[Supplied data]:
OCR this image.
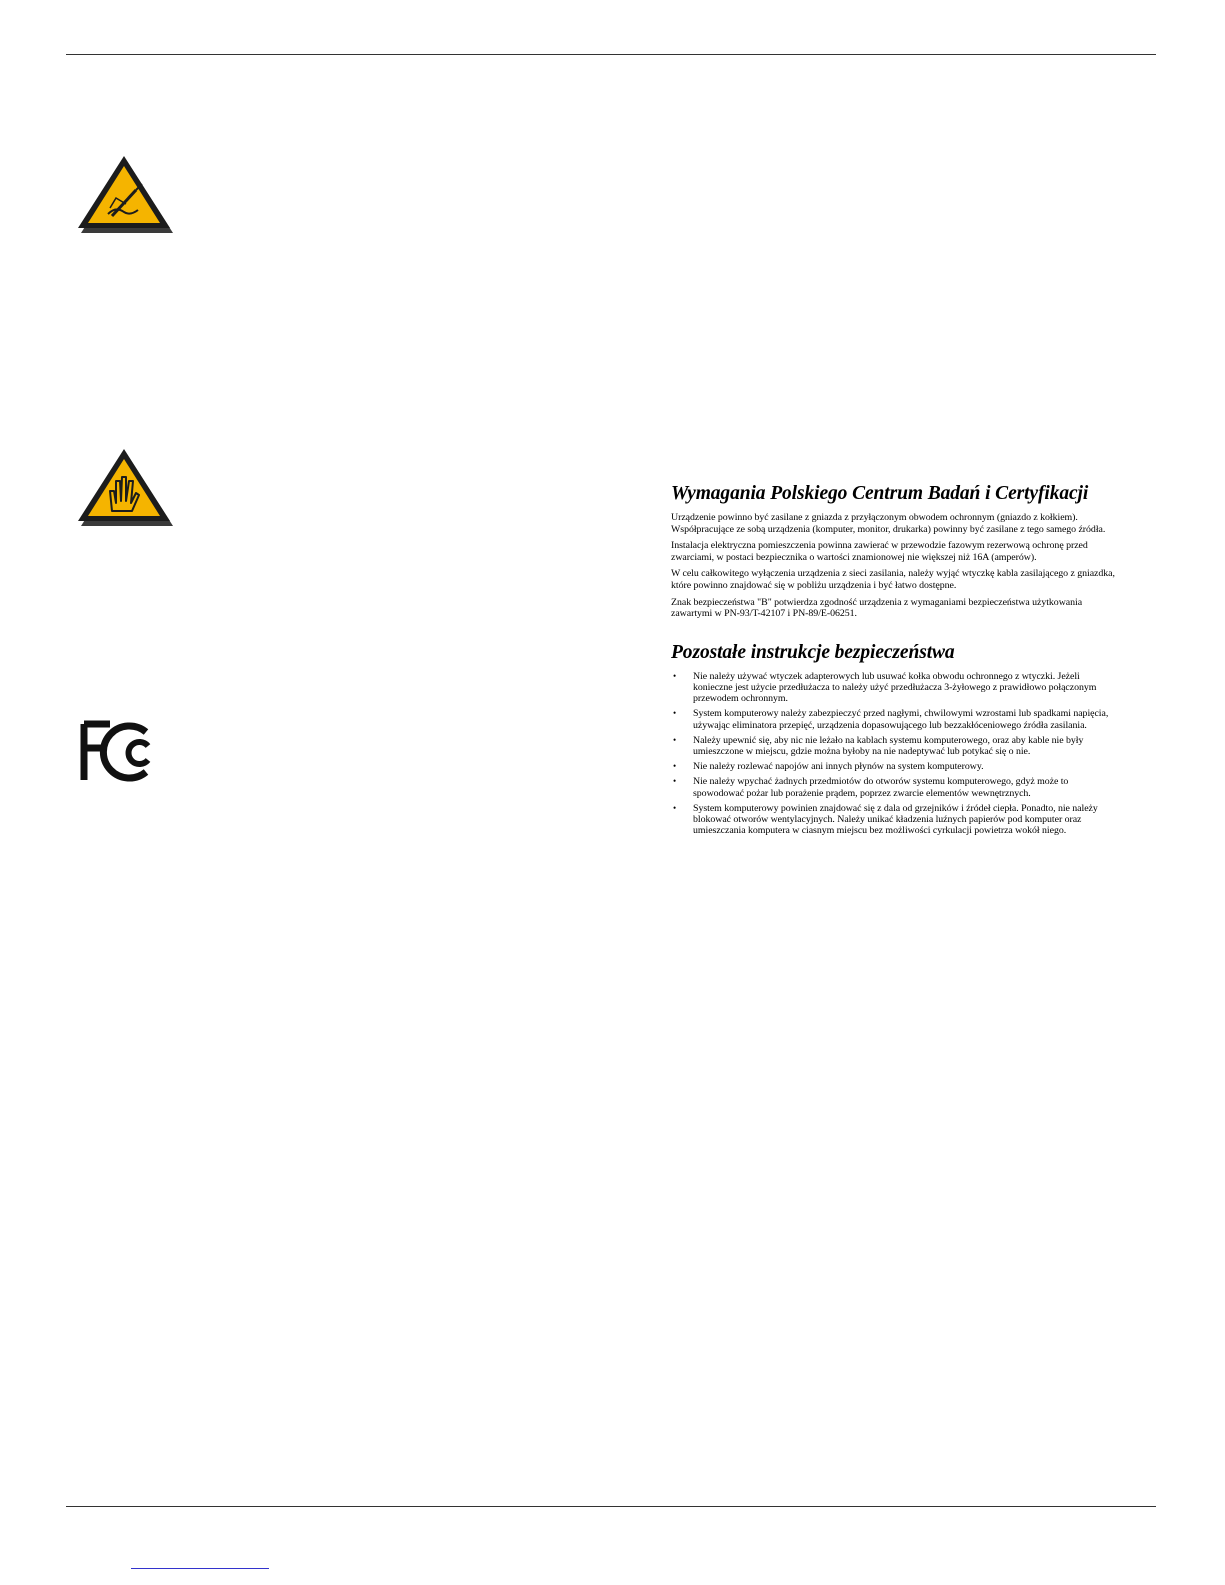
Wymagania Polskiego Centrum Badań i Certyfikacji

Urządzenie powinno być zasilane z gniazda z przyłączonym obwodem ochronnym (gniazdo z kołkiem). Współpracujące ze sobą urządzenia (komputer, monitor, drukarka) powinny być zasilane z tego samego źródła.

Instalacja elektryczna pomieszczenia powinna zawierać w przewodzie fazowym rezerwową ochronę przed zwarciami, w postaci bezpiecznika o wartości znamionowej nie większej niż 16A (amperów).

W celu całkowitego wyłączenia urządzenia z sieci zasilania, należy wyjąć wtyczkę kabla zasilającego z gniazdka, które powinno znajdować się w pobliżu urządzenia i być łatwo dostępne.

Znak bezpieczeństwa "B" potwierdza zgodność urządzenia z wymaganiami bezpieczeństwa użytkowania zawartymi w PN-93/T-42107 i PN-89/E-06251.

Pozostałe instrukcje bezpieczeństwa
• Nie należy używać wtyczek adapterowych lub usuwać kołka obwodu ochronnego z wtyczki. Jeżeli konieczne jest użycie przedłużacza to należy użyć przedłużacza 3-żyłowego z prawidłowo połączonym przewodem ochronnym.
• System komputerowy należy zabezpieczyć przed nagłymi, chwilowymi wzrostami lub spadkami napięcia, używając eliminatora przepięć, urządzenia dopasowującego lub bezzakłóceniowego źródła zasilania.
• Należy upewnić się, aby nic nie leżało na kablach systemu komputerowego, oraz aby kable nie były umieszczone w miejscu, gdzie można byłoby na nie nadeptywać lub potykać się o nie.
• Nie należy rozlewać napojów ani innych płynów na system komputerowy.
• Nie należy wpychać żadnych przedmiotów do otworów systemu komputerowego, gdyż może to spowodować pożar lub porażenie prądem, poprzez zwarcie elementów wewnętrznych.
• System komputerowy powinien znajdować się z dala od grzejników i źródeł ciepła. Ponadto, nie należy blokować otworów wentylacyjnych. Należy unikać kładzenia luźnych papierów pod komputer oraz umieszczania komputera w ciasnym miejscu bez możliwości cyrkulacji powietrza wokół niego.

---

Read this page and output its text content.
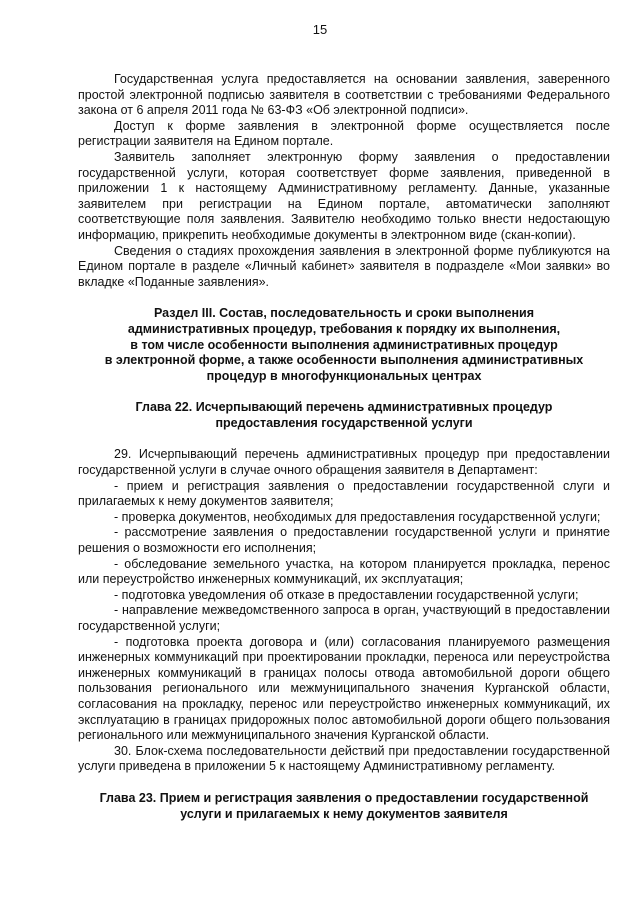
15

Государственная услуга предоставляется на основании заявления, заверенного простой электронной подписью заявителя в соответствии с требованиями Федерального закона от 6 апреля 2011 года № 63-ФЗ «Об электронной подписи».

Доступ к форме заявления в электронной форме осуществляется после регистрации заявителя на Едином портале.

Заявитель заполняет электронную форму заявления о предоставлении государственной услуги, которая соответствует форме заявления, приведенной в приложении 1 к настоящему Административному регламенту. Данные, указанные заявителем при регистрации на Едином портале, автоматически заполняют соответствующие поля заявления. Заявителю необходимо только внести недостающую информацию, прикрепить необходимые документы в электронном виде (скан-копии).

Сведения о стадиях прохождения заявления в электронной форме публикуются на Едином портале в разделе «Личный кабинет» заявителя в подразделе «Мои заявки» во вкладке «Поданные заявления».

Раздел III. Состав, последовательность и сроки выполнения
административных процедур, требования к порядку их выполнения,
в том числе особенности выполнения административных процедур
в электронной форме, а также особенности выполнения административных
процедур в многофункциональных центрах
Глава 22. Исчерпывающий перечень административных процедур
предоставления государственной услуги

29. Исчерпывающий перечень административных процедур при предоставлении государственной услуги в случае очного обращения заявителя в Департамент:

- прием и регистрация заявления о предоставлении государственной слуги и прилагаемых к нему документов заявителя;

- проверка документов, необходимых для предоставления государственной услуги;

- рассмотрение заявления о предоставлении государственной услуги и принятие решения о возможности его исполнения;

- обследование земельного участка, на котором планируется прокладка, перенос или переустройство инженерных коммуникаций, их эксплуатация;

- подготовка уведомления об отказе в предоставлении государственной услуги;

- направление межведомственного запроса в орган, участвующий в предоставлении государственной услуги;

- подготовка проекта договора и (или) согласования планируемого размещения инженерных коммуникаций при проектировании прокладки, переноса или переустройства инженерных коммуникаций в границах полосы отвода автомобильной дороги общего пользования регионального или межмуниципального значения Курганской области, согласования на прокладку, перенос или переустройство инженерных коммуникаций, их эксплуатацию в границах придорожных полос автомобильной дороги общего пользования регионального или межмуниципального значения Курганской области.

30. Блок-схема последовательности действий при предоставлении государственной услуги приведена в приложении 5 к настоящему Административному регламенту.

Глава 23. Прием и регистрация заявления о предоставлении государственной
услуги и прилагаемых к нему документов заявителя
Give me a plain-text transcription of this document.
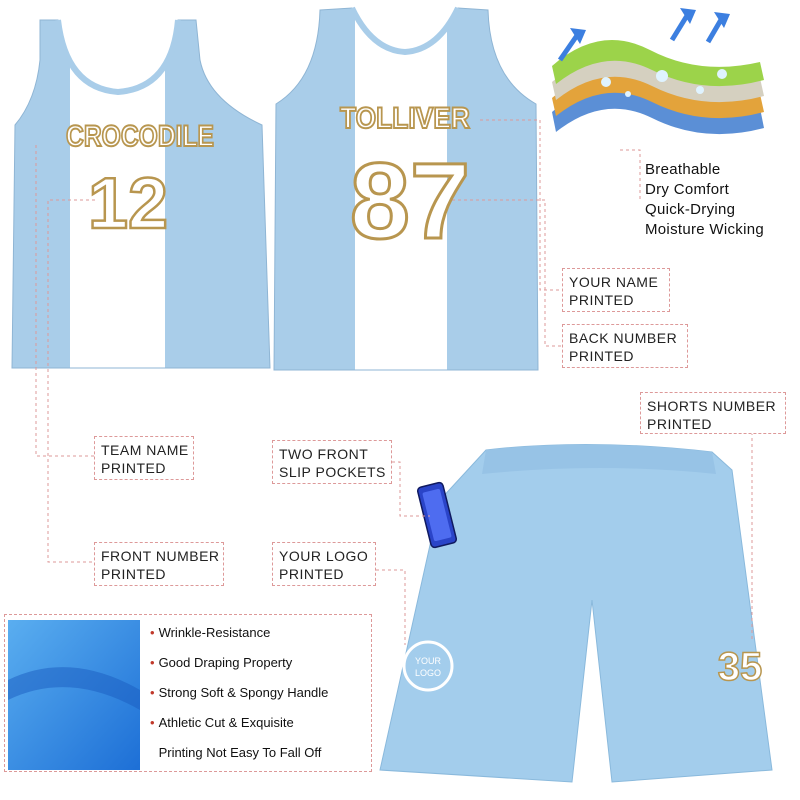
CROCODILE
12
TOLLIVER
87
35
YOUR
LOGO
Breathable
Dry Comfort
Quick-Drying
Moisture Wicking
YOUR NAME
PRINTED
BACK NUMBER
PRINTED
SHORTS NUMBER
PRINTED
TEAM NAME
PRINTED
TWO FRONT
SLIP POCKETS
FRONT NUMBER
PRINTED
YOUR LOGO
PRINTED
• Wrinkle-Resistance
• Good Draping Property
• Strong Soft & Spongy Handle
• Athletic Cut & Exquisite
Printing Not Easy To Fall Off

[Task goal]:
Scan the listing above for the word "Исчерпывающий" and copy every line that holds it.

[Solution]:
Глава 22. Исчерпывающий перечень административных процедур
29. Исчерпывающий перечень административных процедур при предоставлении государственной услуги в случае очного обращения заявителя в Департамент:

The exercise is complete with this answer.